## WHAT YOU NEED TO DO
From the post on power system stabilizers below, set down word for word the passage starting with "You understand those" and going on through "between its ends.".

## SOURCE
********************

You understand those things?
We put one in around 1974-ish.


I do not know that formula in Anorlunda's post 45

What i do understand is that a line's impedance determines how much power goes down it per degree of displacement between its ends.
So it's a mechanical spring constant for electrical angular displacement between its ends
and there's a rotating inertia at each end of the line
so that rotating spring-mass system has a torsional natural frequency.

So it is possible for torsional harmonic motion to occur between nodes, ie they can swing against each other..
Our power system stabilizers detect minute swings in turbine shaft speed at torsional natural frequency* and change excitation to damp them out .
Prior to the stabilizers we severely overdamped our voltage regulators to keep swings from starting. But that was trial and error and worked some days and not others.... i had watched generator shafts swing by shining a Strobotac on them , it was obvious from power angle swings that the voltage regulator was somehow involved but i had not the power systems background to understand .. Placing a voltage regulator to manual stopped the oscillations.

********************

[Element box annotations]

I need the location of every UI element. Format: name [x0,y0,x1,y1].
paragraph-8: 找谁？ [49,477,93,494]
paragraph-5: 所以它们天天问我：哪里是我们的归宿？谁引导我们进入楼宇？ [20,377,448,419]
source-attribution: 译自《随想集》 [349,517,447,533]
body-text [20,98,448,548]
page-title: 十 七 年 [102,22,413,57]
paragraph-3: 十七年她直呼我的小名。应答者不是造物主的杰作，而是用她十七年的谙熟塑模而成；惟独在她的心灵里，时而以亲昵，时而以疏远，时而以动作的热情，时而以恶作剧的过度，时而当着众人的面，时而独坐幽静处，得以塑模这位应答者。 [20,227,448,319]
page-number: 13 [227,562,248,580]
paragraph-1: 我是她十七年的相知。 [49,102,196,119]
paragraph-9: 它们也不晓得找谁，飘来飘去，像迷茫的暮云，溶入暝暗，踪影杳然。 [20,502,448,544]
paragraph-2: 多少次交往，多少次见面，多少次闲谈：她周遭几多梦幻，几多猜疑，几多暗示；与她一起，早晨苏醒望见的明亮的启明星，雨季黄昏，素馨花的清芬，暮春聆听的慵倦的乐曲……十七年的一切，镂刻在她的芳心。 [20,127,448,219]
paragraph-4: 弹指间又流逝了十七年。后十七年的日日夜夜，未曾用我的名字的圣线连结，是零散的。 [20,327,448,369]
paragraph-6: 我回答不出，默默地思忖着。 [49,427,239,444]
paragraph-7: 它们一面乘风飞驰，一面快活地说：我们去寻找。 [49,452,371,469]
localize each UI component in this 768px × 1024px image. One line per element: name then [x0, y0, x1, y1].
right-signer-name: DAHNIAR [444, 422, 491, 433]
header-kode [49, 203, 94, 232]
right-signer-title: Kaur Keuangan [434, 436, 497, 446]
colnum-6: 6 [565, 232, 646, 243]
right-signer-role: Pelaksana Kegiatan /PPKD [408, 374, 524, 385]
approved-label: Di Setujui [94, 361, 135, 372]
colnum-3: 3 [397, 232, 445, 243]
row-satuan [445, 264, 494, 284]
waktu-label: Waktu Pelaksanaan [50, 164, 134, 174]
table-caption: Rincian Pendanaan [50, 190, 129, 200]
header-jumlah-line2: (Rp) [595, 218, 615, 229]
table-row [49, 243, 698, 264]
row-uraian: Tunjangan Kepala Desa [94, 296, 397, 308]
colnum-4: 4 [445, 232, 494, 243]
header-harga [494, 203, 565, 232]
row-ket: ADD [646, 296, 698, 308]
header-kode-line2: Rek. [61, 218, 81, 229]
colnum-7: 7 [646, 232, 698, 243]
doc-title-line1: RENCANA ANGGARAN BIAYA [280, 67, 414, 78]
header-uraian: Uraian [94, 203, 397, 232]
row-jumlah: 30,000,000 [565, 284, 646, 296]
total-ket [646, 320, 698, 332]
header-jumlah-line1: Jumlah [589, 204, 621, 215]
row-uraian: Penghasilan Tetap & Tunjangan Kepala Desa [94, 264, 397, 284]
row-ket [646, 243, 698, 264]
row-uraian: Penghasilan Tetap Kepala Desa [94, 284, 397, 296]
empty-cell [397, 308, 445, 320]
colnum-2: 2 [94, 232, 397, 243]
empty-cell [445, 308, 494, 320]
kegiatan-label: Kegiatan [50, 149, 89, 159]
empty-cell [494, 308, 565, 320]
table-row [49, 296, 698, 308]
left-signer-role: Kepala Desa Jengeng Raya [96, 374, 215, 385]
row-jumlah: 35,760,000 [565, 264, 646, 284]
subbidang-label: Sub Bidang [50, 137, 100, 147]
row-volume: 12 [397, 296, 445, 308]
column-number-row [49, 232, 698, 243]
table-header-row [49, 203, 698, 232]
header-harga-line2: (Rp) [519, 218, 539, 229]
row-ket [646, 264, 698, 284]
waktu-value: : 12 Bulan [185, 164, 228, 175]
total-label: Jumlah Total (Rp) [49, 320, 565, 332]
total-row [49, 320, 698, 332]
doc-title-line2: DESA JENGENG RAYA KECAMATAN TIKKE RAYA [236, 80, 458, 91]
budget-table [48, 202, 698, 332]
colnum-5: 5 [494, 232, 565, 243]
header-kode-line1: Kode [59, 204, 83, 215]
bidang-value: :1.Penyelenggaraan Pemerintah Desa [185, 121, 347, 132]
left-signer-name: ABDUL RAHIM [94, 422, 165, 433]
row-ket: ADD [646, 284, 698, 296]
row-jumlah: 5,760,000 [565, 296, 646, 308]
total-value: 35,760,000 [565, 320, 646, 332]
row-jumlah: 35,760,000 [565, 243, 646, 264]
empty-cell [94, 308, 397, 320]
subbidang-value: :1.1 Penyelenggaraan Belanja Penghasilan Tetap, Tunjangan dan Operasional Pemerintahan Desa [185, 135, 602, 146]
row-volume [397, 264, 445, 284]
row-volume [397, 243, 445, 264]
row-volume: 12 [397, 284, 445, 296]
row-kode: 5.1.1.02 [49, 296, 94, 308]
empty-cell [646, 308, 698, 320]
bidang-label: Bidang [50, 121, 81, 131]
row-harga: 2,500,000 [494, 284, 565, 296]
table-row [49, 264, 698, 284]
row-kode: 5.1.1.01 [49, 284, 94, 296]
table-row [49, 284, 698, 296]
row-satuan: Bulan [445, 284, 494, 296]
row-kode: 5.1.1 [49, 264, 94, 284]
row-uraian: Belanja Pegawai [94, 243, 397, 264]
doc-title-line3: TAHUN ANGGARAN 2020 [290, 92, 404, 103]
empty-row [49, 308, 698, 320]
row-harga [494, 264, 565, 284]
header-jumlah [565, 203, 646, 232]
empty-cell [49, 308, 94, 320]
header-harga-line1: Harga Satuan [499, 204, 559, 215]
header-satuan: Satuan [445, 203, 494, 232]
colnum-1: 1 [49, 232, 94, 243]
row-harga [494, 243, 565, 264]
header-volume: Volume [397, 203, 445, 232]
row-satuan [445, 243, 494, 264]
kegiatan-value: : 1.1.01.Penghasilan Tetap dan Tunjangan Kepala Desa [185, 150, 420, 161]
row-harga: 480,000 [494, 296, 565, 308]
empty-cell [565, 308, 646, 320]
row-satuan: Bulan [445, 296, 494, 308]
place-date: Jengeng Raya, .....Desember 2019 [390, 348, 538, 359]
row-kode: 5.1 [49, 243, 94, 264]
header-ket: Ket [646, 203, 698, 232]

********************

## TASK RESPONSE
You understand those things?
We put one in around 1974-ish.


I do not know that formula in Anorlunda's post 45

What i do understand is that a line's impedance determines how much power goes down it per degree of displacement between its ends.